Task statement> Check every line for the word "BINANCE" and state how many lines have it. Reply with the number alone.

Supplied records>
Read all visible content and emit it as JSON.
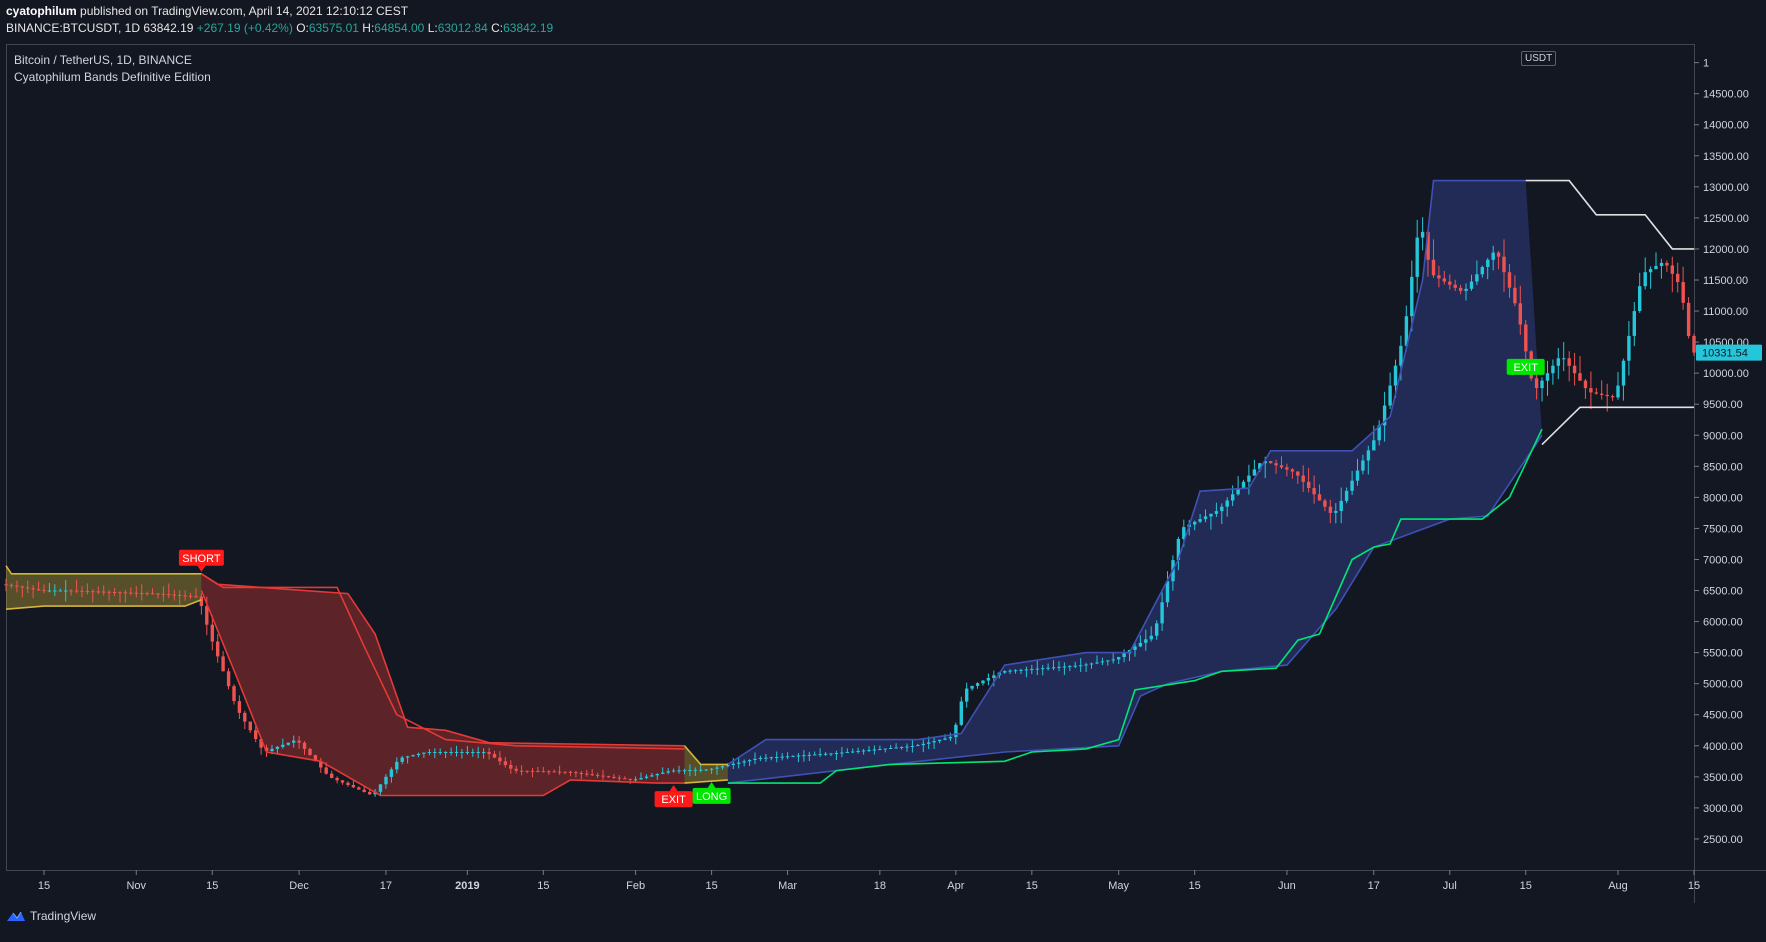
{
  "header": {
    "author": "cyatophilum",
    "published": "published on TradingView.com, April 14, 2021 12:10:12 CEST",
    "symbol_line": "BINANCE:BTCUSDT, 1D",
    "last": "63842.19",
    "change": "+267.19 (+0.42%)",
    "open_label": "O:",
    "open": "63575.01",
    "high_label": "H:",
    "high": "64854.00",
    "low_label": "L:",
    "low": "63012.84",
    "close_label": "C:",
    "close": "63842.19"
  },
  "legend": {
    "title": "Bitcoin / TetherUS, 1D, BINANCE",
    "indicator": "Cyatophilum Bands Definitive Edition"
  },
  "footer": {
    "brand": "TradingView",
    "logo_icon": "tradingview-logo-icon"
  },
  "colors": {
    "background": "#131722",
    "up": "#26c6da",
    "down": "#ef5350",
    "band_yellow": "#d4b63a",
    "band_red": "#e53935",
    "band_blue": "#3f51b5",
    "green_line": "#00e676",
    "white_line": "#e0e0e0"
  },
  "chart_data": {
    "type": "candlestick",
    "unit": "USDT",
    "last_price_label": "10331.54",
    "ylim": [
      2000,
      15300
    ],
    "y_ticks": [
      "2500.00",
      "3000.00",
      "3500.00",
      "4000.00",
      "4500.00",
      "5000.00",
      "5500.00",
      "6000.00",
      "6500.00",
      "7000.00",
      "7500.00",
      "8000.00",
      "8500.00",
      "9000.00",
      "9500.00",
      "10000.00",
      "10500.00",
      "11000.00",
      "11500.00",
      "12000.00",
      "12500.00",
      "13000.00",
      "13500.00",
      "14000.00",
      "14500.00"
    ],
    "y_tick_partial_top": "1",
    "x_ticks": [
      {
        "label": "15",
        "date": "2018-10-15"
      },
      {
        "label": "Nov",
        "date": "2018-11-01"
      },
      {
        "label": "15",
        "date": "2018-11-15"
      },
      {
        "label": "Dec",
        "date": "2018-12-01"
      },
      {
        "label": "17",
        "date": "2018-12-17"
      },
      {
        "label": "2019",
        "date": "2019-01-01"
      },
      {
        "label": "15",
        "date": "2019-01-15"
      },
      {
        "label": "Feb",
        "date": "2019-02-01"
      },
      {
        "label": "15",
        "date": "2019-02-15"
      },
      {
        "label": "Mar",
        "date": "2019-03-01"
      },
      {
        "label": "18",
        "date": "2019-03-18"
      },
      {
        "label": "Apr",
        "date": "2019-04-01"
      },
      {
        "label": "15",
        "date": "2019-04-15"
      },
      {
        "label": "May",
        "date": "2019-05-01"
      },
      {
        "label": "15",
        "date": "2019-05-15"
      },
      {
        "label": "Jun",
        "date": "2019-06-01"
      },
      {
        "label": "17",
        "date": "2019-06-17"
      },
      {
        "label": "Jul",
        "date": "2019-07-01"
      },
      {
        "label": "15",
        "date": "2019-07-15"
      },
      {
        "label": "Aug",
        "date": "2019-08-01"
      },
      {
        "label": "15",
        "date": "2019-08-15"
      }
    ],
    "x_range": [
      "2018-10-08",
      "2019-08-15"
    ],
    "price_anchors": [
      [
        "2018-10-08",
        6600
      ],
      [
        "2018-10-15",
        6500
      ],
      [
        "2018-10-20",
        6500
      ],
      [
        "2018-11-05",
        6450
      ],
      [
        "2018-11-13",
        6400
      ],
      [
        "2018-11-15",
        5800
      ],
      [
        "2018-11-20",
        4600
      ],
      [
        "2018-11-25",
        3900
      ],
      [
        "2018-12-01",
        4100
      ],
      [
        "2018-12-07",
        3500
      ],
      [
        "2018-12-15",
        3200
      ],
      [
        "2018-12-20",
        3800
      ],
      [
        "2018-12-25",
        3900
      ],
      [
        "2019-01-05",
        3900
      ],
      [
        "2019-01-10",
        3600
      ],
      [
        "2019-01-20",
        3580
      ],
      [
        "2019-02-01",
        3450
      ],
      [
        "2019-02-08",
        3600
      ],
      [
        "2019-02-15",
        3620
      ],
      [
        "2019-02-24",
        3800
      ],
      [
        "2019-03-10",
        3880
      ],
      [
        "2019-03-25",
        4000
      ],
      [
        "2019-04-01",
        4150
      ],
      [
        "2019-04-03",
        4900
      ],
      [
        "2019-04-10",
        5200
      ],
      [
        "2019-04-25",
        5300
      ],
      [
        "2019-05-01",
        5400
      ],
      [
        "2019-05-08",
        5800
      ],
      [
        "2019-05-13",
        7500
      ],
      [
        "2019-05-20",
        7800
      ],
      [
        "2019-05-28",
        8600
      ],
      [
        "2019-06-03",
        8400
      ],
      [
        "2019-06-10",
        7700
      ],
      [
        "2019-06-18",
        9000
      ],
      [
        "2019-06-23",
        10600
      ],
      [
        "2019-06-26",
        12500
      ],
      [
        "2019-06-28",
        11600
      ],
      [
        "2019-07-04",
        11300
      ],
      [
        "2019-07-10",
        12000
      ],
      [
        "2019-07-14",
        11000
      ],
      [
        "2019-07-17",
        9700
      ],
      [
        "2019-07-22",
        10300
      ],
      [
        "2019-07-27",
        9700
      ],
      [
        "2019-08-01",
        9600
      ],
      [
        "2019-08-06",
        11600
      ],
      [
        "2019-08-10",
        11800
      ],
      [
        "2019-08-13",
        11400
      ],
      [
        "2019-08-15",
        10331
      ]
    ],
    "bands": {
      "yellow_upper": [
        [
          "2018-10-08",
          6900
        ],
        [
          "2018-10-09",
          6770
        ],
        [
          "2018-11-13",
          6770
        ]
      ],
      "yellow_lower": [
        [
          "2018-10-08",
          6200
        ],
        [
          "2018-10-15",
          6250
        ],
        [
          "2018-11-10",
          6250
        ],
        [
          "2018-11-13",
          6350
        ]
      ],
      "red_upper": [
        [
          "2018-11-13",
          6770
        ],
        [
          "2018-11-16",
          6600
        ],
        [
          "2018-12-10",
          6450
        ],
        [
          "2018-12-15",
          5800
        ],
        [
          "2018-12-21",
          4300
        ],
        [
          "2018-12-28",
          4250
        ],
        [
          "2019-01-05",
          4050
        ],
        [
          "2019-02-10",
          4000
        ]
      ],
      "red_mid": [
        [
          "2018-11-13",
          6770
        ],
        [
          "2018-11-17",
          6550
        ],
        [
          "2018-12-08",
          6550
        ],
        [
          "2018-12-13",
          5600
        ],
        [
          "2018-12-19",
          4500
        ],
        [
          "2018-12-28",
          4100
        ],
        [
          "2019-01-10",
          4000
        ],
        [
          "2019-02-10",
          3950
        ]
      ],
      "red_lower": [
        [
          "2018-11-13",
          6500
        ],
        [
          "2018-11-20",
          5000
        ],
        [
          "2018-11-25",
          3900
        ],
        [
          "2018-12-05",
          3750
        ],
        [
          "2018-12-16",
          3200
        ],
        [
          "2019-01-15",
          3200
        ],
        [
          "2019-01-20",
          3450
        ],
        [
          "2019-02-05",
          3400
        ],
        [
          "2019-02-10",
          3400
        ]
      ],
      "yellow2_upper": [
        [
          "2019-02-10",
          4000
        ],
        [
          "2019-02-13",
          3700
        ],
        [
          "2019-02-18",
          3700
        ]
      ],
      "yellow2_lower": [
        [
          "2019-02-10",
          3400
        ],
        [
          "2019-02-18",
          3450
        ]
      ],
      "blue_upper": [
        [
          "2019-02-18",
          3700
        ],
        [
          "2019-02-25",
          4100
        ],
        [
          "2019-03-25",
          4100
        ],
        [
          "2019-04-02",
          4200
        ],
        [
          "2019-04-10",
          5300
        ],
        [
          "2019-04-25",
          5500
        ],
        [
          "2019-05-03",
          5500
        ],
        [
          "2019-05-12",
          7000
        ],
        [
          "2019-05-16",
          8100
        ],
        [
          "2019-05-25",
          8150
        ],
        [
          "2019-05-29",
          8750
        ],
        [
          "2019-06-13",
          8750
        ],
        [
          "2019-06-20",
          9300
        ],
        [
          "2019-06-26",
          11500
        ],
        [
          "2019-06-28",
          13100
        ],
        [
          "2019-07-15",
          13100
        ]
      ],
      "blue_lower": [
        [
          "2019-02-18",
          3400
        ],
        [
          "2019-03-20",
          3700
        ],
        [
          "2019-04-10",
          3900
        ],
        [
          "2019-05-01",
          4000
        ],
        [
          "2019-05-05",
          4800
        ],
        [
          "2019-05-10",
          5000
        ],
        [
          "2019-05-20",
          5200
        ],
        [
          "2019-06-01",
          5300
        ],
        [
          "2019-06-10",
          6200
        ],
        [
          "2019-06-17",
          7200
        ],
        [
          "2019-07-01",
          7650
        ],
        [
          "2019-07-08",
          7700
        ],
        [
          "2019-07-18",
          9000
        ]
      ],
      "green_line": [
        [
          "2019-02-18",
          3400
        ],
        [
          "2019-03-07",
          3400
        ],
        [
          "2019-03-10",
          3600
        ],
        [
          "2019-03-20",
          3700
        ],
        [
          "2019-04-10",
          3750
        ],
        [
          "2019-04-15",
          3900
        ],
        [
          "2019-04-25",
          3950
        ],
        [
          "2019-05-01",
          4100
        ],
        [
          "2019-05-04",
          4900
        ],
        [
          "2019-05-15",
          5050
        ],
        [
          "2019-05-20",
          5200
        ],
        [
          "2019-05-30",
          5250
        ],
        [
          "2019-06-03",
          5700
        ],
        [
          "2019-06-07",
          5800
        ],
        [
          "2019-06-13",
          7000
        ],
        [
          "2019-06-17",
          7200
        ],
        [
          "2019-06-20",
          7250
        ],
        [
          "2019-06-22",
          7650
        ],
        [
          "2019-07-07",
          7650
        ],
        [
          "2019-07-12",
          8000
        ],
        [
          "2019-07-18",
          9100
        ]
      ],
      "white_line": [
        [
          "2019-07-15",
          13100
        ],
        [
          "2019-07-23",
          13100
        ],
        [
          "2019-07-28",
          12550
        ],
        [
          "2019-08-06",
          12550
        ],
        [
          "2019-08-11",
          12000
        ],
        [
          "2019-08-15",
          12000
        ]
      ],
      "white_lower": [
        [
          "2019-07-18",
          8850
        ],
        [
          "2019-07-25",
          9450
        ],
        [
          "2019-08-15",
          9450
        ]
      ]
    },
    "signals": [
      {
        "label": "SHORT",
        "date": "2018-11-13",
        "price": 6770,
        "pos": "above",
        "color": "#ff1a1a"
      },
      {
        "label": "EXIT",
        "date": "2019-02-08",
        "price": 3400,
        "pos": "below",
        "color": "#ff1a1a"
      },
      {
        "label": "LONG",
        "date": "2019-02-15",
        "price": 3450,
        "pos": "below",
        "color": "#00e600"
      },
      {
        "label": "EXIT",
        "date": "2019-07-15",
        "price": 10100,
        "pos": "inline",
        "color": "#00e600"
      }
    ]
  }
}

Worked solution> 2